* [Stored data]:

>> START

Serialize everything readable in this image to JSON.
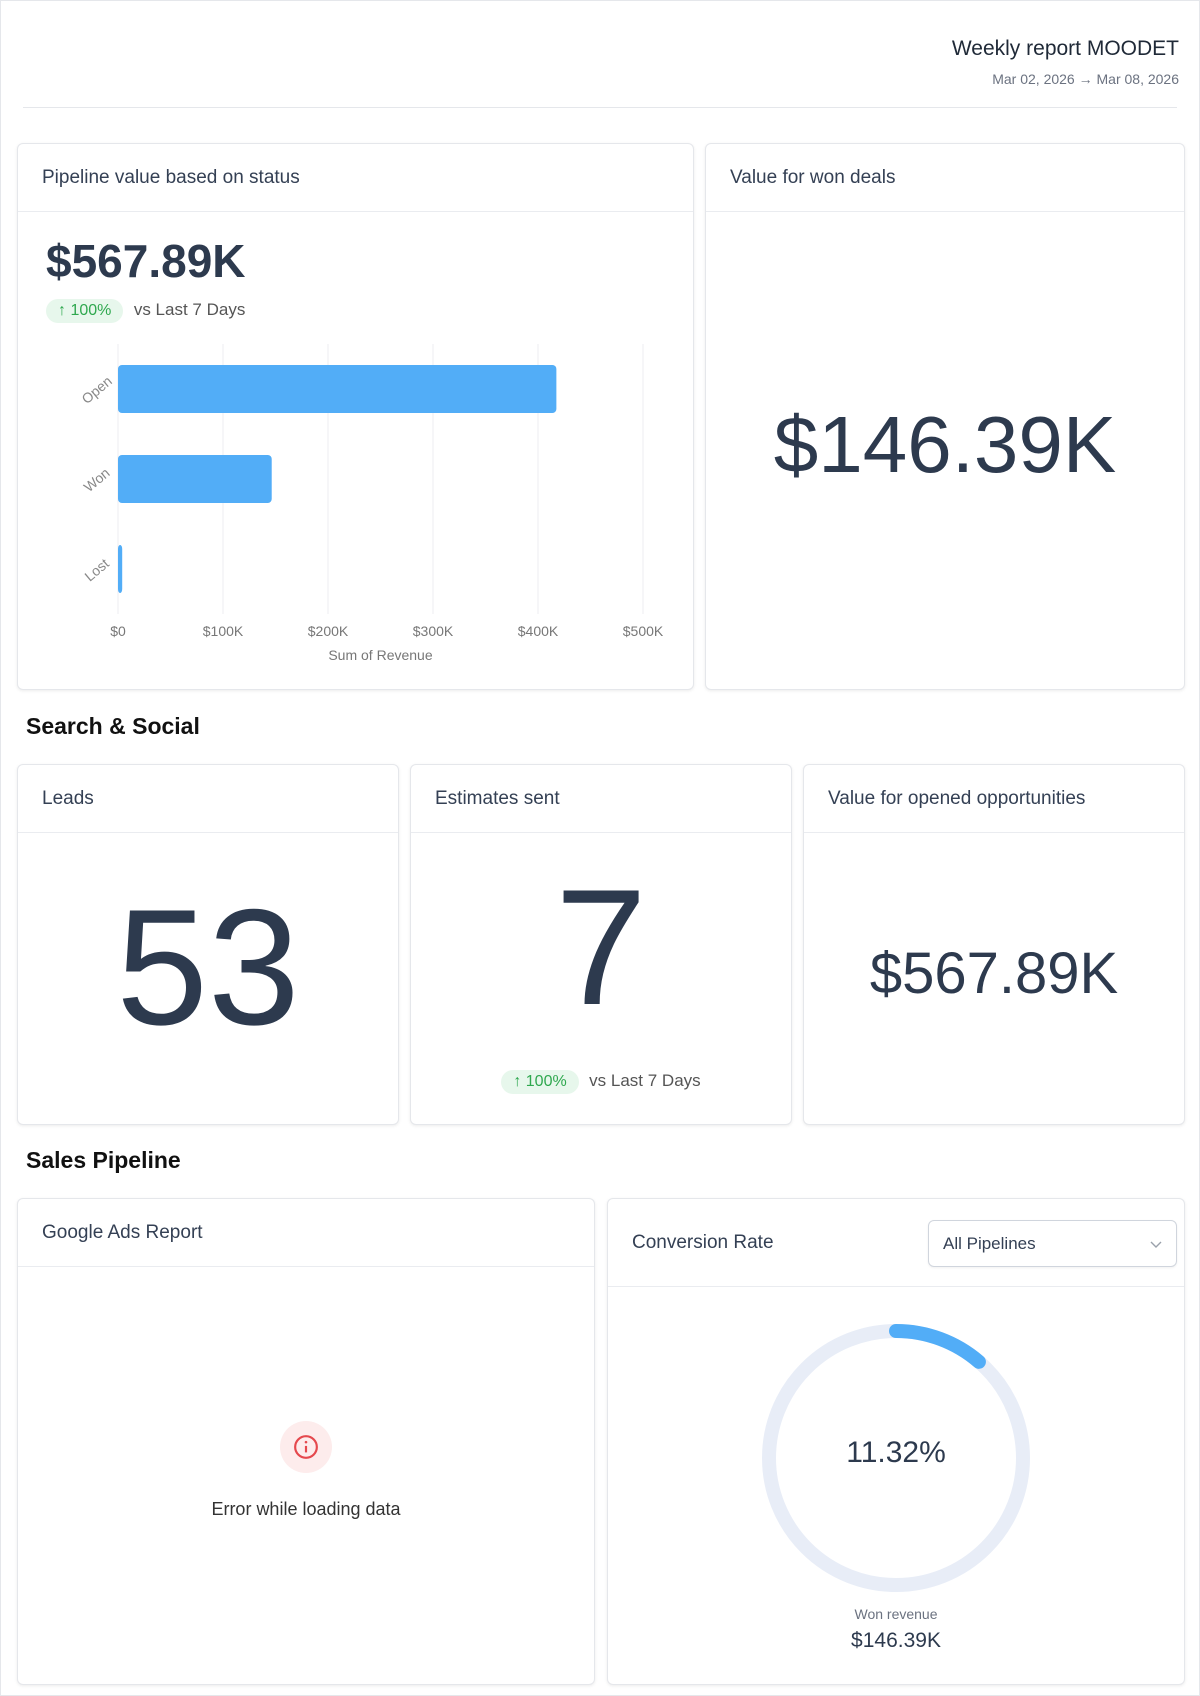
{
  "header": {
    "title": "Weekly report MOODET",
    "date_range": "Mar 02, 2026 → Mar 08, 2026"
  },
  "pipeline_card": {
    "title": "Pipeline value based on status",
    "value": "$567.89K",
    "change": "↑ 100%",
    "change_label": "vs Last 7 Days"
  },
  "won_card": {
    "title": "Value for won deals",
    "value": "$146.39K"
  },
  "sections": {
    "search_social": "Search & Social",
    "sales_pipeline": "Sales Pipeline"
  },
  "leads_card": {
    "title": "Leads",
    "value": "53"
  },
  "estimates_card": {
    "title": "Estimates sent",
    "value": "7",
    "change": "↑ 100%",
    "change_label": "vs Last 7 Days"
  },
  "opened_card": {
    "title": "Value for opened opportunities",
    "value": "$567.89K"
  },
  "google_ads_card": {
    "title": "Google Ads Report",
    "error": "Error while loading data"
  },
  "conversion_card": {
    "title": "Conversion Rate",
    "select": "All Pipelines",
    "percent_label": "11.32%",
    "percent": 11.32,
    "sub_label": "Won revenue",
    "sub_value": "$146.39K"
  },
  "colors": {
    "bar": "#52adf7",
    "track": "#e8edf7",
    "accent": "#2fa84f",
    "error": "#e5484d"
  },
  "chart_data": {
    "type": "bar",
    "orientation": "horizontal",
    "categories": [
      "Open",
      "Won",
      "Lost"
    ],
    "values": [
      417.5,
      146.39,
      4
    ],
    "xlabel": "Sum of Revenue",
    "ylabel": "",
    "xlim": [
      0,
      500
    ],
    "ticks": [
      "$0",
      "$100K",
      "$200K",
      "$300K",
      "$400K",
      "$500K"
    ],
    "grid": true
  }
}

>> END
>> START

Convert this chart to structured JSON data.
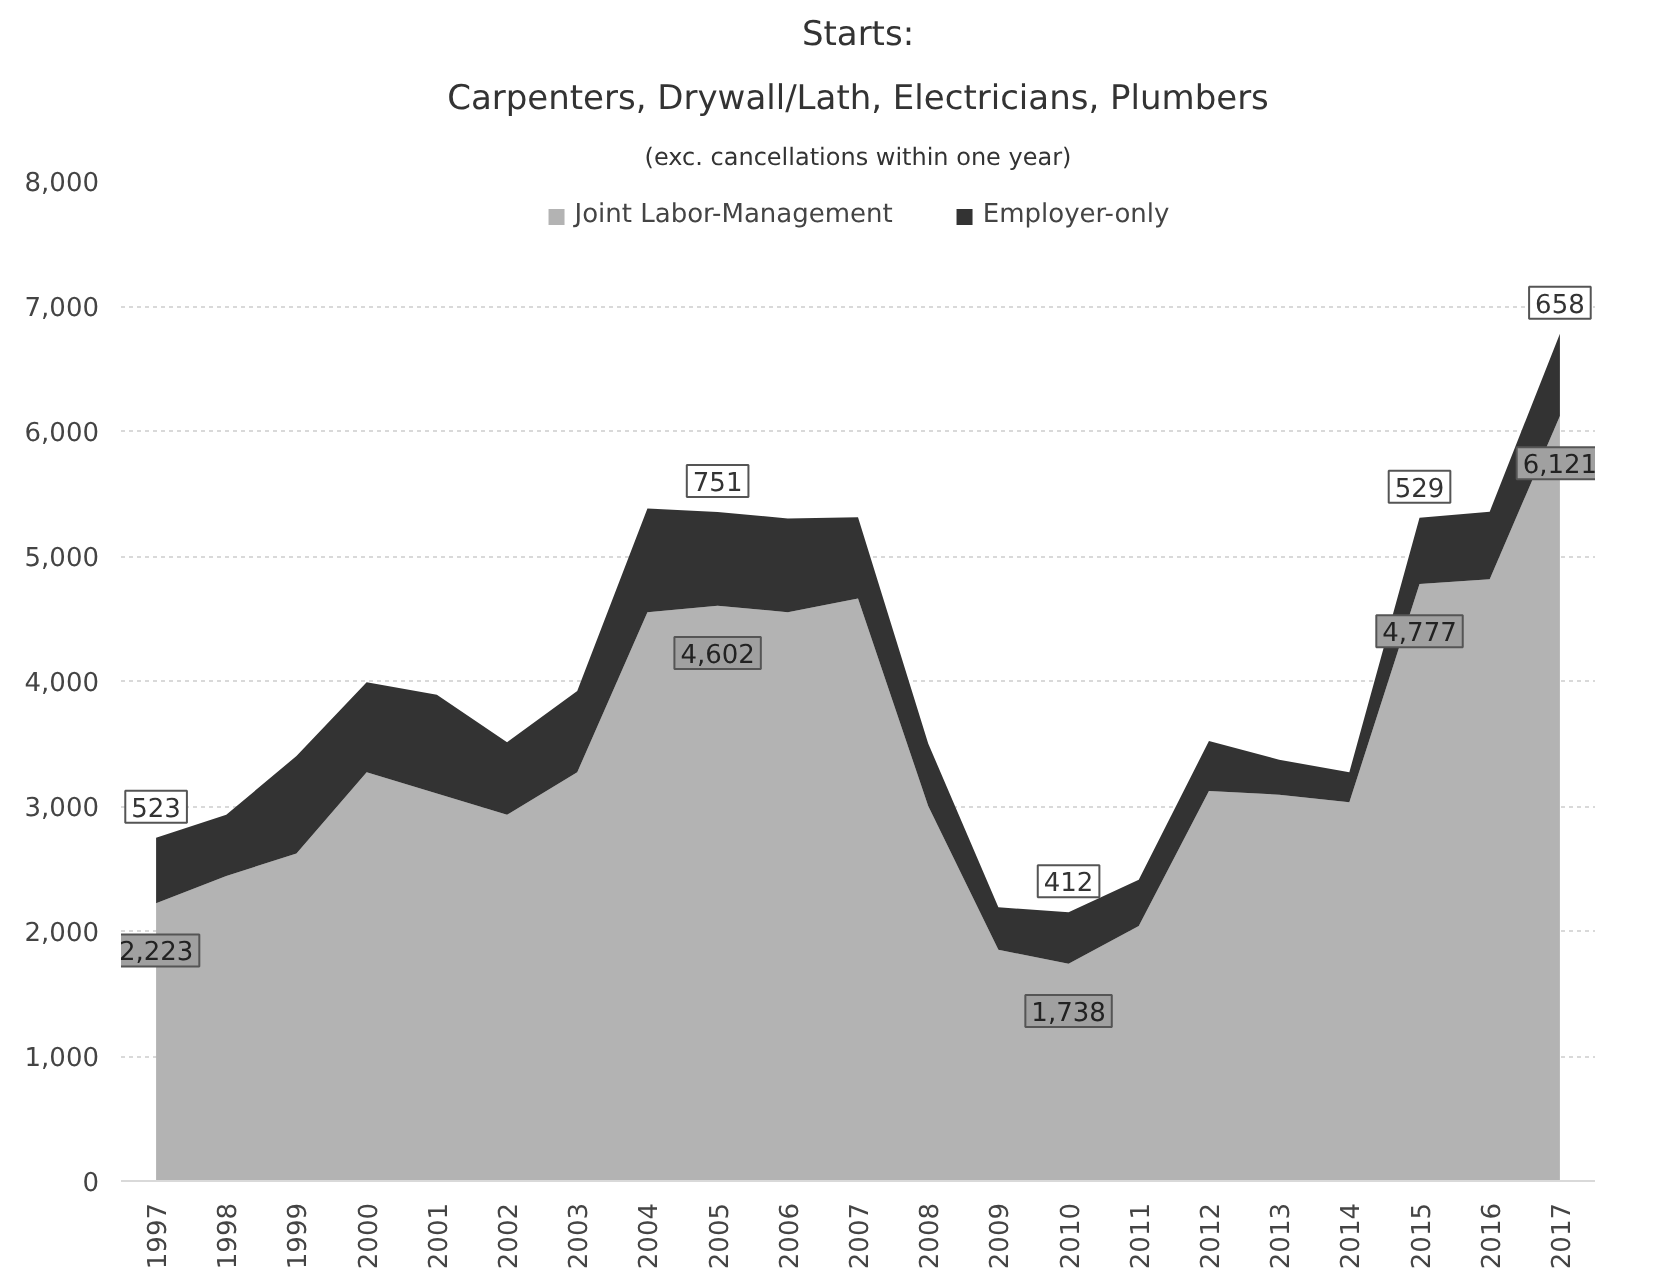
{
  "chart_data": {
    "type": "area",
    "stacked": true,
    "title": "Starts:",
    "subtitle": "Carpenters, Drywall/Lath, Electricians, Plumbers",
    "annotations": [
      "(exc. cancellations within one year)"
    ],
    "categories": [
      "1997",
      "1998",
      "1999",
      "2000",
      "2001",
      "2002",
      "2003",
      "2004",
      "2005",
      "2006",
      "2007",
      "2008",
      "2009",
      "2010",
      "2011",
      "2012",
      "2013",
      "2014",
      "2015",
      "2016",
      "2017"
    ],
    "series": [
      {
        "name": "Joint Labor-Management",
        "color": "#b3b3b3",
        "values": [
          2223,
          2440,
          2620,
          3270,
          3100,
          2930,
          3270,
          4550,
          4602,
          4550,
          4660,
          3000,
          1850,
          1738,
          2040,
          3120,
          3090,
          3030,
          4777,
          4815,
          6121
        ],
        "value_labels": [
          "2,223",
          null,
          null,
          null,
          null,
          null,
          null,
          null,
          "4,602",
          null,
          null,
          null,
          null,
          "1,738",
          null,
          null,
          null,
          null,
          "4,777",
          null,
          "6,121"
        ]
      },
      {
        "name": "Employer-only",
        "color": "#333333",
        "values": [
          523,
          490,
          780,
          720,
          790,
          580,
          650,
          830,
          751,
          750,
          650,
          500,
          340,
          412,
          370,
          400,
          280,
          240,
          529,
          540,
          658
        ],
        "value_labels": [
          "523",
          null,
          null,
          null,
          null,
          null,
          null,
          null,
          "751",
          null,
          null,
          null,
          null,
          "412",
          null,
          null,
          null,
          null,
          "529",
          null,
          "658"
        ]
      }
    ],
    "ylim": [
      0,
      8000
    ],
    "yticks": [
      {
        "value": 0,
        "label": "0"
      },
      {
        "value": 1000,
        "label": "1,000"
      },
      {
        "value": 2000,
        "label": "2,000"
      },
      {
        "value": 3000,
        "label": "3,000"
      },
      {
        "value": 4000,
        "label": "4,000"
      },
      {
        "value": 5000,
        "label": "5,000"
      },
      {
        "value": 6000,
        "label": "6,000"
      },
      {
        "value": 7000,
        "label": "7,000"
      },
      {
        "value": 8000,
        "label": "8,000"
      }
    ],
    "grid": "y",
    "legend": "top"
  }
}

>> END

* [AIM OF THE EXERCISE]:
Find the word "error" in the material, then list each line that holds it.

* [OUTPUT BELOW]:
    "error": "Error while loading data"
    "error": "#e5484d"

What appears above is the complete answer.